EXERCISE TASK:
Filter out everything except lines holding "name".

━━━━━━━━

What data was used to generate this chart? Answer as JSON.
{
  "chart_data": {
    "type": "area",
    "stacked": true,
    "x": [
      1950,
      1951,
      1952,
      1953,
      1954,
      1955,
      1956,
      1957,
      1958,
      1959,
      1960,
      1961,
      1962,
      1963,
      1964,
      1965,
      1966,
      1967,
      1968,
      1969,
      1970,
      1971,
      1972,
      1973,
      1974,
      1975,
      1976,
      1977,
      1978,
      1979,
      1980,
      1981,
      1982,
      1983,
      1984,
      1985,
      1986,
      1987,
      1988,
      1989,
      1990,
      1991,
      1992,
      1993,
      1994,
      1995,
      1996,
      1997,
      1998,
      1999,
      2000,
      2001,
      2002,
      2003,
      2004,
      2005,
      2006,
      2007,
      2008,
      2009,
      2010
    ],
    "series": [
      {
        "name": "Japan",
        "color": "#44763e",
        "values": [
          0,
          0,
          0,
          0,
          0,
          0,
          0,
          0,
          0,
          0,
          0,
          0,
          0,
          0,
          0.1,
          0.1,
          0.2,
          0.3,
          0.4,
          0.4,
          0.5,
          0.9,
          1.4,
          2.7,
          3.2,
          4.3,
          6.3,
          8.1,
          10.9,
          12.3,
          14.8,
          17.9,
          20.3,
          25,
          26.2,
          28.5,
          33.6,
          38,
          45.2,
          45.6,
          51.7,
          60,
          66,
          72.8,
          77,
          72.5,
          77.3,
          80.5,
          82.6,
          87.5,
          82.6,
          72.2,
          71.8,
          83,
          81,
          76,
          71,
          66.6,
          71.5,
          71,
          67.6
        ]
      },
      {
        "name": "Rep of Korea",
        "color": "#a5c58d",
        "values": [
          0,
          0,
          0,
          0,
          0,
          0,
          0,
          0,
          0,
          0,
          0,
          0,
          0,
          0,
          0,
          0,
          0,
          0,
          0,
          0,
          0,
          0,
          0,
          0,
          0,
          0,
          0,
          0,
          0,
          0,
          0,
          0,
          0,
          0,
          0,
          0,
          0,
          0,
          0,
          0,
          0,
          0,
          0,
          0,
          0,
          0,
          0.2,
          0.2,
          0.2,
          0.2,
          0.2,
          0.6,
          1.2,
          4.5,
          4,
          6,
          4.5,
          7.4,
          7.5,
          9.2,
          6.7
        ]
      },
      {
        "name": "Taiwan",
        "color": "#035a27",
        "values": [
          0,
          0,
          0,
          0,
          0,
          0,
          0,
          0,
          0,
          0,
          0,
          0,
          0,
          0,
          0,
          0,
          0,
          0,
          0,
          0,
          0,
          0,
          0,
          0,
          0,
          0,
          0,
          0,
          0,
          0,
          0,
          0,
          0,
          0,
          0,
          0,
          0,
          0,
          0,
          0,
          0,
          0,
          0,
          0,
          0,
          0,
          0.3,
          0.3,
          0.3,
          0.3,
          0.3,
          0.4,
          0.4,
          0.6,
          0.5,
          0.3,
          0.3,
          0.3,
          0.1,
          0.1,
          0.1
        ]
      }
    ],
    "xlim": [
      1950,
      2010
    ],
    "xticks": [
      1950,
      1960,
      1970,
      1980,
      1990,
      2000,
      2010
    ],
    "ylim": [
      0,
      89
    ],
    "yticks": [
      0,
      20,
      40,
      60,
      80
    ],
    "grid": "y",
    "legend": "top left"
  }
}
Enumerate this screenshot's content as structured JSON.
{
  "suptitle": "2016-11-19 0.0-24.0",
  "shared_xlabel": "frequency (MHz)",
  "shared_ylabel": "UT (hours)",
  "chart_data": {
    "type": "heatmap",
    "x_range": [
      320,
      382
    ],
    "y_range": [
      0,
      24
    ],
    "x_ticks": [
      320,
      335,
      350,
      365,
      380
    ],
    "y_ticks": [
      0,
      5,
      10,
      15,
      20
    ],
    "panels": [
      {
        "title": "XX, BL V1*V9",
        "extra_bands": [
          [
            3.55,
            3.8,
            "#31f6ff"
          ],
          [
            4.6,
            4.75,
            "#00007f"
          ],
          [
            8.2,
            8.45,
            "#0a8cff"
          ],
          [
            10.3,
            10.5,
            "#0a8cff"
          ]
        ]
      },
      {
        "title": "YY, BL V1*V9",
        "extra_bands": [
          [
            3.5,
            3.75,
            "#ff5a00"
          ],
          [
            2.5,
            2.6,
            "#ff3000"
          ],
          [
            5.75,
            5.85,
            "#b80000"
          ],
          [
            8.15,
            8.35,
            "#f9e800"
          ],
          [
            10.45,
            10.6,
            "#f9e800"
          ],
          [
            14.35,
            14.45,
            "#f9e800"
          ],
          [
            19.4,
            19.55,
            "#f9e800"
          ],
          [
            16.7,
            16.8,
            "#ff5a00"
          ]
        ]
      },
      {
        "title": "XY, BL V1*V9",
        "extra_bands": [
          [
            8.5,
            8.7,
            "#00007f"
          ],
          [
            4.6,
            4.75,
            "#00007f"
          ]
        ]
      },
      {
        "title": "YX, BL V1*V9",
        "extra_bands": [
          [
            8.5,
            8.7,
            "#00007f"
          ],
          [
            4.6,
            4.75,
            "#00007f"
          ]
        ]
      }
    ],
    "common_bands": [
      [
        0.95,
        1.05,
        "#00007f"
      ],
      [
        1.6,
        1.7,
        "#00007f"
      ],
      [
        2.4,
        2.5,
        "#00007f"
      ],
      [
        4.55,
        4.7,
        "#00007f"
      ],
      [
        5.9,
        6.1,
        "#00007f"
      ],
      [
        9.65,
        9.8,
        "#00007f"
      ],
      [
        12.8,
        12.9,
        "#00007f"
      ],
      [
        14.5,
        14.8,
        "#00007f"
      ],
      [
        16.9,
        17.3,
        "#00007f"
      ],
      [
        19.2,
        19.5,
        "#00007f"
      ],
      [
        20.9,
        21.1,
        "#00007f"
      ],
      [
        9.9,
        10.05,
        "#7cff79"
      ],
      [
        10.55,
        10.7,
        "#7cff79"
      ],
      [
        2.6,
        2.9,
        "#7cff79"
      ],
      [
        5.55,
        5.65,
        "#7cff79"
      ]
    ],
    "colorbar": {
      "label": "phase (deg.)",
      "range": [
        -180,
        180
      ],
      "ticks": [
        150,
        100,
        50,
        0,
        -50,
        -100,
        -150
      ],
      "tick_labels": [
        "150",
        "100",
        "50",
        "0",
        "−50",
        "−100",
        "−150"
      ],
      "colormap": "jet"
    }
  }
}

━━━━━━━━

COMPLETE OUTPUT:
        "name": "Japan",
        "name": "Rep of Korea",
        "name": "Taiwan",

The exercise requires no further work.